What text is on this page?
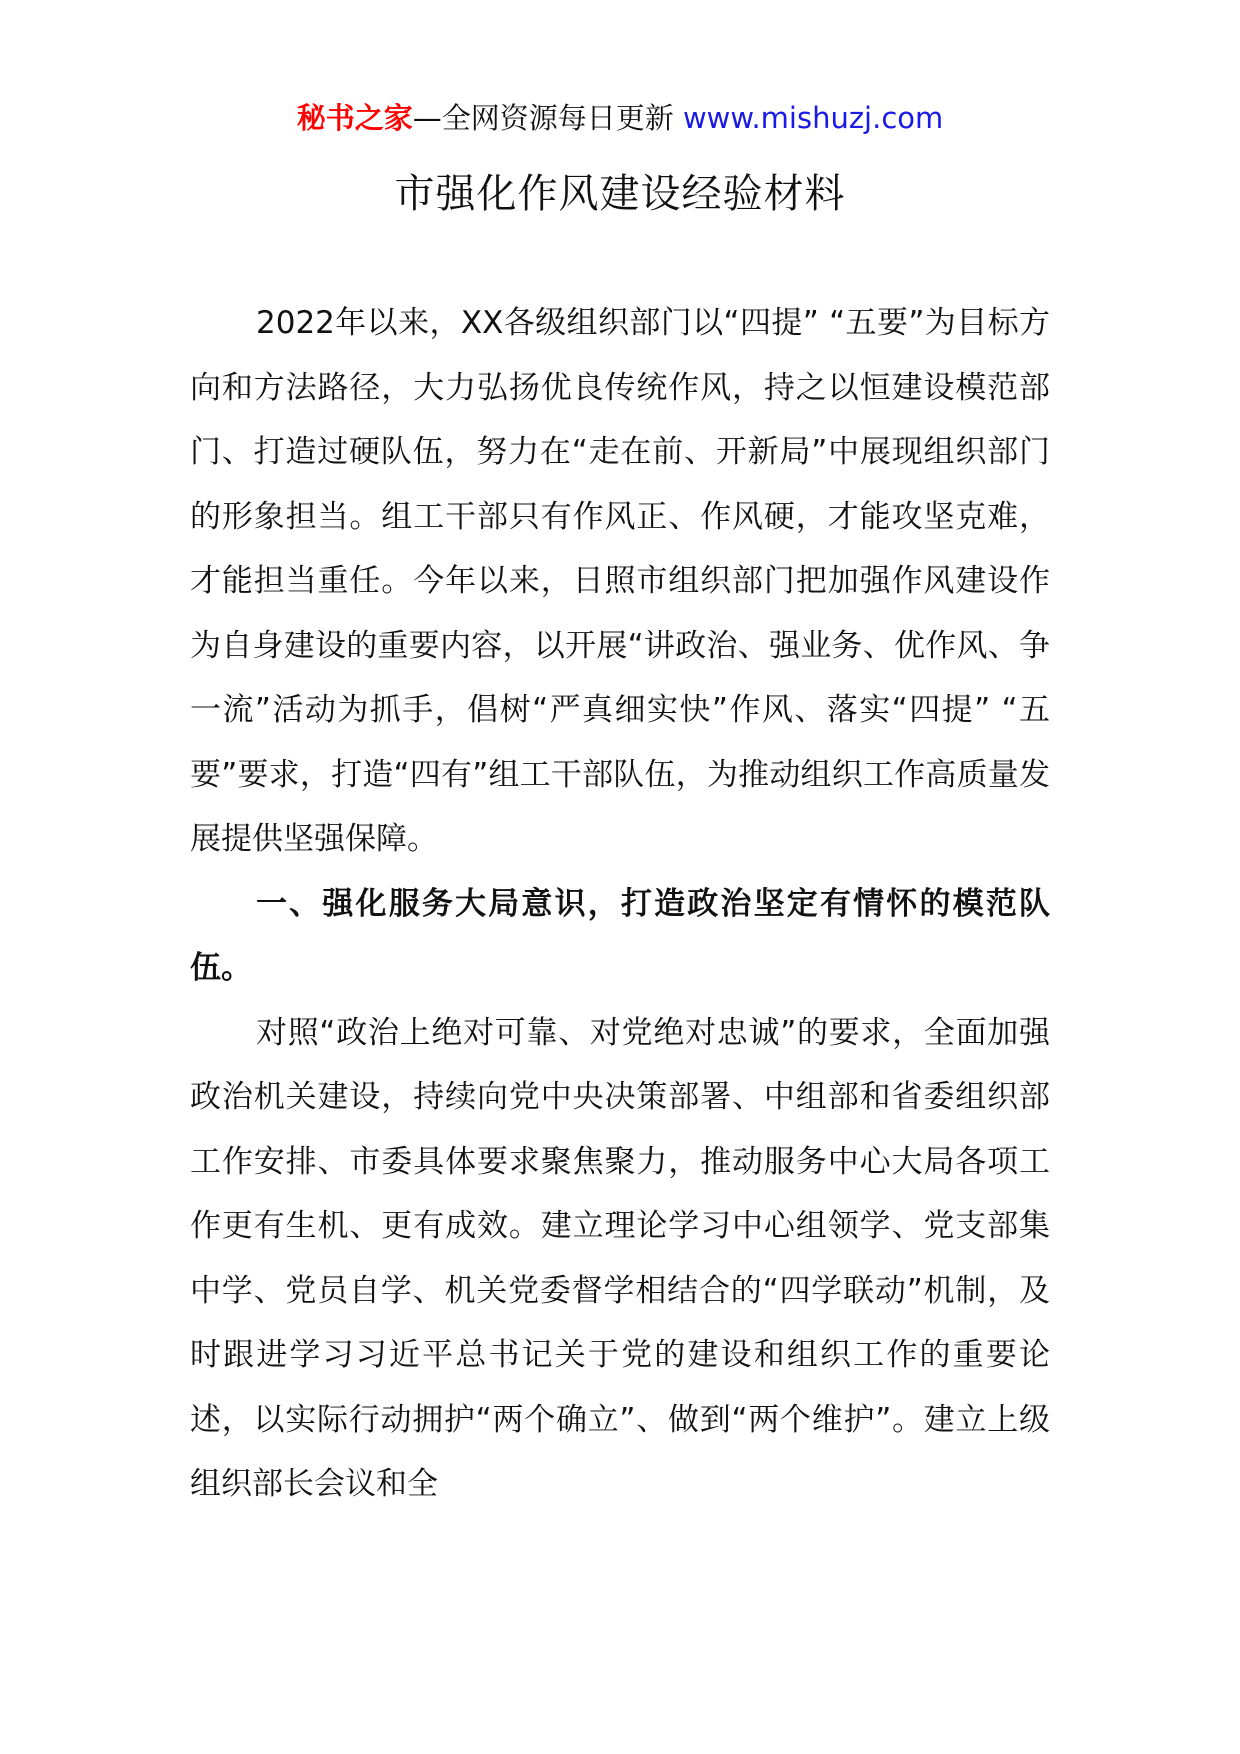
秘书之家—全网资源每日更新 www.mishuzj.com
市强化作风建设经验材料

2022年以来，XX各级组织部门以“四提” “五要”为目标方向和方法路径，大力弘扬优良传统作风，持之以恒建设模范部门、打造过硬队伍，努力在“走在前、开新局”中展现组织部门的形象担当。组工干部只有作风正、作风硬，才能攻坚克难，才能担当重任。今年以来，日照市组织部门把加强作风建设作为自身建设的重要内容，以开展“讲政治、强业务、优作风、争一流”活动为抓手，倡树“严真细实快”作风、落实“四提” “五要”要求，打造“四有”组工干部队伍，为推动组织工作高质量发展提供坚强保障。

一、强化服务大局意识，打造政治坚定有情怀的模范队伍。

对照“政治上绝对可靠、对党绝对忠诚”的要求，全面加强政治机关建设，持续向党中央决策部署、中组部和省委组织部工作安排、市委具体要求聚焦聚力，推动服务中心大局各项工作更有生机、更有成效。建立理论学习中心组领学、党支部集中学、党员自学、机关党委督学相结合的“四学联动”机制，及时跟进学习习近平总书记关于党的建设和组织工作的重要论述，以实际行动拥护“两个确立”、做到“两个维护”。建立上级组织部长会议和全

◇ ◇ ◇ ◇ ◇

_Given instruction:_
Leave out the pictures and transcribe everything else exactly.

_Full output:_
What text is on this page?
秘书之家—全网资源每日更新 www.mishuzj.com
市强化作风建设经验材料

2022年以来，XX各级组织部门以“四提” “五要”为目标方向和方法路径，大力弘扬优良传统作风，持之以恒建设模范部门、打造过硬队伍，努力在“走在前、开新局”中展现组织部门的形象担当。组工干部只有作风正、作风硬，才能攻坚克难，才能担当重任。今年以来，日照市组织部门把加强作风建设作为自身建设的重要内容，以开展“讲政治、强业务、优作风、争一流”活动为抓手，倡树“严真细实快”作风、落实“四提” “五要”要求，打造“四有”组工干部队伍，为推动组织工作高质量发展提供坚强保障。

一、强化服务大局意识，打造政治坚定有情怀的模范队伍。

对照“政治上绝对可靠、对党绝对忠诚”的要求，全面加强政治机关建设，持续向党中央决策部署、中组部和省委组织部工作安排、市委具体要求聚焦聚力，推动服务中心大局各项工作更有生机、更有成效。建立理论学习中心组领学、党支部集中学、党员自学、机关党委督学相结合的“四学联动”机制，及时跟进学习习近平总书记关于党的建设和组织工作的重要论述，以实际行动拥护“两个确立”、做到“两个维护”。建立上级组织部长会议和全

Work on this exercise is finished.